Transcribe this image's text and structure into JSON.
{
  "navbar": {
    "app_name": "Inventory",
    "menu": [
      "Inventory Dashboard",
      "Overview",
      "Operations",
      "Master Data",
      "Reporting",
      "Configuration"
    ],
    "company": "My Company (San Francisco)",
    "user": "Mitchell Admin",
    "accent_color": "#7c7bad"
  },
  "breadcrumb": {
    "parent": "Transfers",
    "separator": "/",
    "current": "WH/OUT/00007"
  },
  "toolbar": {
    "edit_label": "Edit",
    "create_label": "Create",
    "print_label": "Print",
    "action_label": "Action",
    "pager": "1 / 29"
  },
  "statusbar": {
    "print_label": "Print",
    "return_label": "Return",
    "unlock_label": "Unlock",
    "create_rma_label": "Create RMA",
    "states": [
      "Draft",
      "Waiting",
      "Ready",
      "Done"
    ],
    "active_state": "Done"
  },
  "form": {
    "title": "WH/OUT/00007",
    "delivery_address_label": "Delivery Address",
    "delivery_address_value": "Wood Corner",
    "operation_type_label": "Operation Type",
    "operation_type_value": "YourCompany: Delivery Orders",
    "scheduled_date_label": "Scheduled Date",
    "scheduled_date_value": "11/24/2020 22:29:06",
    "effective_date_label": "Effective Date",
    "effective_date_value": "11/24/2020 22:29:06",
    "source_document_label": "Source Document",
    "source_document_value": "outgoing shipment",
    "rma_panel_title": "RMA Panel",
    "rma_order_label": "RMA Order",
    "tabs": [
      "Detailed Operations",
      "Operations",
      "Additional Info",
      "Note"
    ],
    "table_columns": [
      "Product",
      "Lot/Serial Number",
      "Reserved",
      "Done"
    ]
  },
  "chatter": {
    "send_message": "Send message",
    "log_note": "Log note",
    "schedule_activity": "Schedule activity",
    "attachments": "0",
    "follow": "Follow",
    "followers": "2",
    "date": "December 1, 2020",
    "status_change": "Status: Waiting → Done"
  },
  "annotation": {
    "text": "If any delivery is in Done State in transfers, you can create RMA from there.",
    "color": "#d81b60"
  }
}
- - -
-- Aim --
Repeat all of the entries exactly.

-- Completed task --
Transcribe this image's text and structure into JSON.
{
  "navbar": {
    "app_name": "Inventory",
    "menu": [
      "Inventory Dashboard",
      "Overview",
      "Operations",
      "Master Data",
      "Reporting",
      "Configuration"
    ],
    "company": "My Company (San Francisco)",
    "user": "Mitchell Admin",
    "accent_color": "#7c7bad"
  },
  "breadcrumb": {
    "parent": "Transfers",
    "separator": "/",
    "current": "WH/OUT/00007"
  },
  "toolbar": {
    "edit_label": "Edit",
    "create_label": "Create",
    "print_label": "Print",
    "action_label": "Action",
    "pager": "1 / 29"
  },
  "statusbar": {
    "print_label": "Print",
    "return_label": "Return",
    "unlock_label": "Unlock",
    "create_rma_label": "Create RMA",
    "states": [
      "Draft",
      "Waiting",
      "Ready",
      "Done"
    ],
    "active_state": "Done"
  },
  "form": {
    "title": "WH/OUT/00007",
    "delivery_address_label": "Delivery Address",
    "delivery_address_value": "Wood Corner",
    "operation_type_label": "Operation Type",
    "operation_type_value": "YourCompany: Delivery Orders",
    "scheduled_date_label": "Scheduled Date",
    "scheduled_date_value": "11/24/2020 22:29:06",
    "effective_date_label": "Effective Date",
    "effective_date_value": "11/24/2020 22:29:06",
    "source_document_label": "Source Document",
    "source_document_value": "outgoing shipment",
    "rma_panel_title": "RMA Panel",
    "rma_order_label": "RMA Order",
    "tabs": [
      "Detailed Operations",
      "Operations",
      "Additional Info",
      "Note"
    ],
    "table_columns": [
      "Product",
      "Lot/Serial Number",
      "Reserved",
      "Done"
    ]
  },
  "chatter": {
    "send_message": "Send message",
    "log_note": "Log note",
    "schedule_activity": "Schedule activity",
    "attachments": "0",
    "follow": "Follow",
    "followers": "2",
    "date": "December 1, 2020",
    "status_change": "Status: Waiting → Done"
  },
  "annotation": {
    "text": "If any delivery is in Done State in transfers, you can create RMA from there.",
    "color": "#d81b60"
  }
}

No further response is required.